§ **Recorded data**
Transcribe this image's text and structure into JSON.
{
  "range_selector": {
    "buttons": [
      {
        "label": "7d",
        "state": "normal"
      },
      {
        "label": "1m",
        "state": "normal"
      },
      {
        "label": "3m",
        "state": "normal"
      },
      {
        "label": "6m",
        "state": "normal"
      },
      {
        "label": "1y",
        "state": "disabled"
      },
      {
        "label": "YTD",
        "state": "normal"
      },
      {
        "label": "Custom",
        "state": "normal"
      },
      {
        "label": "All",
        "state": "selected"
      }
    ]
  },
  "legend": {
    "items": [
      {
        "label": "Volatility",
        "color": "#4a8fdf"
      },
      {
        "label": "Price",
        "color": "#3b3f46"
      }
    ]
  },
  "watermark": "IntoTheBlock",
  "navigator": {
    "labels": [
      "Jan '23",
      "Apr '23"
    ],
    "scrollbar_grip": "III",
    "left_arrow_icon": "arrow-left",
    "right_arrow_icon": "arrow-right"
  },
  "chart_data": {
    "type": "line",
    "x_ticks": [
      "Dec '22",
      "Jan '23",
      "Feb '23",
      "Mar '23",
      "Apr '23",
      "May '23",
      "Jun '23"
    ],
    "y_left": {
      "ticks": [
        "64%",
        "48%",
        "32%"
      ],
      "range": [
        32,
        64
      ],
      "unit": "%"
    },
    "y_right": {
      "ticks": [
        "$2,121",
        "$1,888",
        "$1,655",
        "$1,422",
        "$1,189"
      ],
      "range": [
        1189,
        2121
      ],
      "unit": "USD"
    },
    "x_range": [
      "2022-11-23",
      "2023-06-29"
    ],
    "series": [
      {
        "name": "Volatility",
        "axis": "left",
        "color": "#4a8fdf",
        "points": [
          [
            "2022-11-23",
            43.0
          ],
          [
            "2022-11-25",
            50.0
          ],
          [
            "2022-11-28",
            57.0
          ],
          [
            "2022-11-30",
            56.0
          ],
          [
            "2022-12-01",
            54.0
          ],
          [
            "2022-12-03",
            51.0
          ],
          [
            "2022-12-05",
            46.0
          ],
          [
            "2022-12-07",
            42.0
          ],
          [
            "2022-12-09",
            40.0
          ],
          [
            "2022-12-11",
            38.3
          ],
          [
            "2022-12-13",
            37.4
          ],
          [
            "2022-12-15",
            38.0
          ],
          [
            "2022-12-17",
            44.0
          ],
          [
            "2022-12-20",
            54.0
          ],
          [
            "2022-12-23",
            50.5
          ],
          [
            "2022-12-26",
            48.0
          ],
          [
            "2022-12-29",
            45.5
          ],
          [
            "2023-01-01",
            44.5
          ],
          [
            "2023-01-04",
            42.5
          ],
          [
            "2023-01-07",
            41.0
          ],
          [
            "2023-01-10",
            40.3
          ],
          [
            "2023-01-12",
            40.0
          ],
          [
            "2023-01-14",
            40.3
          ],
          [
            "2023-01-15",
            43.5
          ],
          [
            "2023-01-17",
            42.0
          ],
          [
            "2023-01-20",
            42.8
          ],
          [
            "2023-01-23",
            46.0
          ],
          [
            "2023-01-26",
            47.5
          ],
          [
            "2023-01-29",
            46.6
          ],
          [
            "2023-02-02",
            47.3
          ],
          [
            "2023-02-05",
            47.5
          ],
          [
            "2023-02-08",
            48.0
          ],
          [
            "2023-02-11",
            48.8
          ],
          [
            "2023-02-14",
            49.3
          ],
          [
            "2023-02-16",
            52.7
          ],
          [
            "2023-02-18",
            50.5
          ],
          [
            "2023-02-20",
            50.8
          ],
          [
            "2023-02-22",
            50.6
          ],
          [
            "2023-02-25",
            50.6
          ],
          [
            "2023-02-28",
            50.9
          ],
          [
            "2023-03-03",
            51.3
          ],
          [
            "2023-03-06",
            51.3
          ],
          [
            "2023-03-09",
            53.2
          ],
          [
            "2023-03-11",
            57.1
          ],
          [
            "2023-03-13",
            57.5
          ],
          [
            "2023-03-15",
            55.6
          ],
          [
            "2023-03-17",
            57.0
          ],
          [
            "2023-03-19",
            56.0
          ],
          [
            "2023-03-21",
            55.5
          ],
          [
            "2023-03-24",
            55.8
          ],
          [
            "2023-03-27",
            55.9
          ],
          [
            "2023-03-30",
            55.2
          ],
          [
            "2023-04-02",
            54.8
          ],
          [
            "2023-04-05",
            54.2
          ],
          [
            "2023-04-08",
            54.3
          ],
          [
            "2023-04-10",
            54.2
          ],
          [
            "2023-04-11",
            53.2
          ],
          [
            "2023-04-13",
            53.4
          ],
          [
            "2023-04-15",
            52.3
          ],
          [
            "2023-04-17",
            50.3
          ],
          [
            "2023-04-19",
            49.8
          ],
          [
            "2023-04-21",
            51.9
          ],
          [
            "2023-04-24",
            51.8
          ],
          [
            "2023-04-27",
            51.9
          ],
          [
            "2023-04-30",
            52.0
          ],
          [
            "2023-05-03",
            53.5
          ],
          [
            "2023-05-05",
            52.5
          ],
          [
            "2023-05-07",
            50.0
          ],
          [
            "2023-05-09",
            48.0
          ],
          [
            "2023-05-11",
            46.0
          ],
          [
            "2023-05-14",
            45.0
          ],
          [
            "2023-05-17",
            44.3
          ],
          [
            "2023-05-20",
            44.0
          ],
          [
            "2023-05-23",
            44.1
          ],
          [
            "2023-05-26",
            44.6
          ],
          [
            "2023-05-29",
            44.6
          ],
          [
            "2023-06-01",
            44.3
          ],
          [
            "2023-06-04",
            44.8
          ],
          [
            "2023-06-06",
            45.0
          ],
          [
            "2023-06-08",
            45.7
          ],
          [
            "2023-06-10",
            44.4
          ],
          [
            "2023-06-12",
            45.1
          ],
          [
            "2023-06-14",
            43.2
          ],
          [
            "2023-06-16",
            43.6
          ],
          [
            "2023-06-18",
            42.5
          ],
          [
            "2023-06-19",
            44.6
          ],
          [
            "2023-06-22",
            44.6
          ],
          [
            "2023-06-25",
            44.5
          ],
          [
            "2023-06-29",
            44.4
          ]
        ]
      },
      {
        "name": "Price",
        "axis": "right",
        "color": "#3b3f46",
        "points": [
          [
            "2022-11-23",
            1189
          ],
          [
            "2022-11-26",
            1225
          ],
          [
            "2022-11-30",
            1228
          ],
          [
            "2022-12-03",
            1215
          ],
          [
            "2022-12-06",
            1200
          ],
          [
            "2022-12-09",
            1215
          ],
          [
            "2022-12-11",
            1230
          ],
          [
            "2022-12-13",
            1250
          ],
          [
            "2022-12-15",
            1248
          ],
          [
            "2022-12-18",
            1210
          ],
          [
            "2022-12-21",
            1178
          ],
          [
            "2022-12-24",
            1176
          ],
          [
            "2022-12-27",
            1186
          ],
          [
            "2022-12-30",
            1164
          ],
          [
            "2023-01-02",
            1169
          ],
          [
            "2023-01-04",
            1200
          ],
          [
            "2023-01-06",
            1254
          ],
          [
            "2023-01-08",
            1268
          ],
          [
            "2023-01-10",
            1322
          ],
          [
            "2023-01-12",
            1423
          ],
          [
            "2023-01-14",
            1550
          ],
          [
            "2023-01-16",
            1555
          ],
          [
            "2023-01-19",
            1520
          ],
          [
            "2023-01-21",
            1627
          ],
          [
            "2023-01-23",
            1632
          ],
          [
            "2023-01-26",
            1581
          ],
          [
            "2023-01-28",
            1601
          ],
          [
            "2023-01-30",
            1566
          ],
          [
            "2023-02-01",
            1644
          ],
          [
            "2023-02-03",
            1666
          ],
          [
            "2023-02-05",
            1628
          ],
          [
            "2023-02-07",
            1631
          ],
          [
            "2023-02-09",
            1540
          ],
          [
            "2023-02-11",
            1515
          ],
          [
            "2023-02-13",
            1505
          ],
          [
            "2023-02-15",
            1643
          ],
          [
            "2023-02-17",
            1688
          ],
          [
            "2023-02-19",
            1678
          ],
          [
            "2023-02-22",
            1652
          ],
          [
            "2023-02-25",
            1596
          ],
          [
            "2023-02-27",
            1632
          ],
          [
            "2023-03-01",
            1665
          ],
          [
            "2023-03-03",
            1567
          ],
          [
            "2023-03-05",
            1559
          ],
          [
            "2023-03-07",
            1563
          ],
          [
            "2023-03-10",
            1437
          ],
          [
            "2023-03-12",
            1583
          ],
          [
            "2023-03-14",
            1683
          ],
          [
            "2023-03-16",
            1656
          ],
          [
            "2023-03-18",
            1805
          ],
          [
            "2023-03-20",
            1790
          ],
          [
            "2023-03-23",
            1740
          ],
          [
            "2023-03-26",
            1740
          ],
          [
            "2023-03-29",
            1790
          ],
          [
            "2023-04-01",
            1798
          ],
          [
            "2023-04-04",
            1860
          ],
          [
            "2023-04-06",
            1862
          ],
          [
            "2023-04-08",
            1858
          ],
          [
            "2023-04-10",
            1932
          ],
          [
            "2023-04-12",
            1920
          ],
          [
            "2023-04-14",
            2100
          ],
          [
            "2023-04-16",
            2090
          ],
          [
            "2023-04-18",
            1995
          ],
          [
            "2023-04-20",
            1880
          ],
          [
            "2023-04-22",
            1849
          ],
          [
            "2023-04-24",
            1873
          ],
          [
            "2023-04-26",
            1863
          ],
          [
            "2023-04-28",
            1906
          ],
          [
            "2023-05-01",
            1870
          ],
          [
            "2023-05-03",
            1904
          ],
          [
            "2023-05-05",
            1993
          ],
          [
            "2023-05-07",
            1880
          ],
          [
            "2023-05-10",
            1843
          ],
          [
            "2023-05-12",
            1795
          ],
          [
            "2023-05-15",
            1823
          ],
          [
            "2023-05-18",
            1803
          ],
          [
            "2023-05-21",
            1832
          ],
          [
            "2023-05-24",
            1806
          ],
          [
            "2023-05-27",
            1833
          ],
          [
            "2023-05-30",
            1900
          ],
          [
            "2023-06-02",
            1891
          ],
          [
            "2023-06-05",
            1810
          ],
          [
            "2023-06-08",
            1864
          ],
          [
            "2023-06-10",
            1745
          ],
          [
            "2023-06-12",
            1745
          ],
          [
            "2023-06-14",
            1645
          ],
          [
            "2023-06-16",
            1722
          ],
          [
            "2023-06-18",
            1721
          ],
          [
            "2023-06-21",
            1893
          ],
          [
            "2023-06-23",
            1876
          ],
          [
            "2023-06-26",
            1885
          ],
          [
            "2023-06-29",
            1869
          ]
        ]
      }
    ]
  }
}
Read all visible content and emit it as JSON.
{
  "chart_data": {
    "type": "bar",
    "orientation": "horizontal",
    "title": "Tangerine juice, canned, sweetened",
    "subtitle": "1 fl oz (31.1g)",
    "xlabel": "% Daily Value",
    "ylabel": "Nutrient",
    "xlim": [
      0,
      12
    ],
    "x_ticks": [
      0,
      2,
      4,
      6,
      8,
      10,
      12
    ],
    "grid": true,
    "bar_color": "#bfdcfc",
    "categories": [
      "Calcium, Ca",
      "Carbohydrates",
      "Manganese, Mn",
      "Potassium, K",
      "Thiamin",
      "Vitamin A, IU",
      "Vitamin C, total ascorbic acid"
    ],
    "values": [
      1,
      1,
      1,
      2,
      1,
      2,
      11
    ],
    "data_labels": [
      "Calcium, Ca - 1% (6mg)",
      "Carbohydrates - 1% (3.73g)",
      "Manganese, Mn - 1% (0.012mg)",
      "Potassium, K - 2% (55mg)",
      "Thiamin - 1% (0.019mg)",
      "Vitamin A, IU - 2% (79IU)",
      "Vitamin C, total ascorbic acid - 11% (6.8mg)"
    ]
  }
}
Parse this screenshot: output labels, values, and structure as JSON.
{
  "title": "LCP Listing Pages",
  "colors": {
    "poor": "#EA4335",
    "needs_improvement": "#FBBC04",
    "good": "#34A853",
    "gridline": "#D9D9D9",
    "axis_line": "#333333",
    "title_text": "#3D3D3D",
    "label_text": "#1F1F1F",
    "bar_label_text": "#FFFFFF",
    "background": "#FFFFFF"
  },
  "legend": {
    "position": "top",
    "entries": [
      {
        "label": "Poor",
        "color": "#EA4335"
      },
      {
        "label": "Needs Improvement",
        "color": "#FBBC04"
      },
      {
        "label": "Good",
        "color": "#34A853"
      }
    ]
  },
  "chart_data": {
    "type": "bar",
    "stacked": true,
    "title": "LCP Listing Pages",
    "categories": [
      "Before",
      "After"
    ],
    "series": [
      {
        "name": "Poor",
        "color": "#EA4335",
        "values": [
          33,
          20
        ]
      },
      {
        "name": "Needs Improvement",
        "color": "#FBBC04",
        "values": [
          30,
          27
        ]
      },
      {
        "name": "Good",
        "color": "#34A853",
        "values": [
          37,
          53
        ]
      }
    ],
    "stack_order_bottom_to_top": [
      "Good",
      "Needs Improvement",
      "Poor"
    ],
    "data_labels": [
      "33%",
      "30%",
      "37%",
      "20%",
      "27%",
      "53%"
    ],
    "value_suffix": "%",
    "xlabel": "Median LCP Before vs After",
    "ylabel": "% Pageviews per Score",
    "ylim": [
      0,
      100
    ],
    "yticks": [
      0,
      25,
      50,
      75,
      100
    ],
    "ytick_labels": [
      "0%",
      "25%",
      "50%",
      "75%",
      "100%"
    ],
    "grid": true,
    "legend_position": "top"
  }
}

§ **Aim of the task**
Check each line above for the string "Before" and show the ones that have it.

§ **Final result**
      "Before",
    "xlabel": "Median LCP Before vs After",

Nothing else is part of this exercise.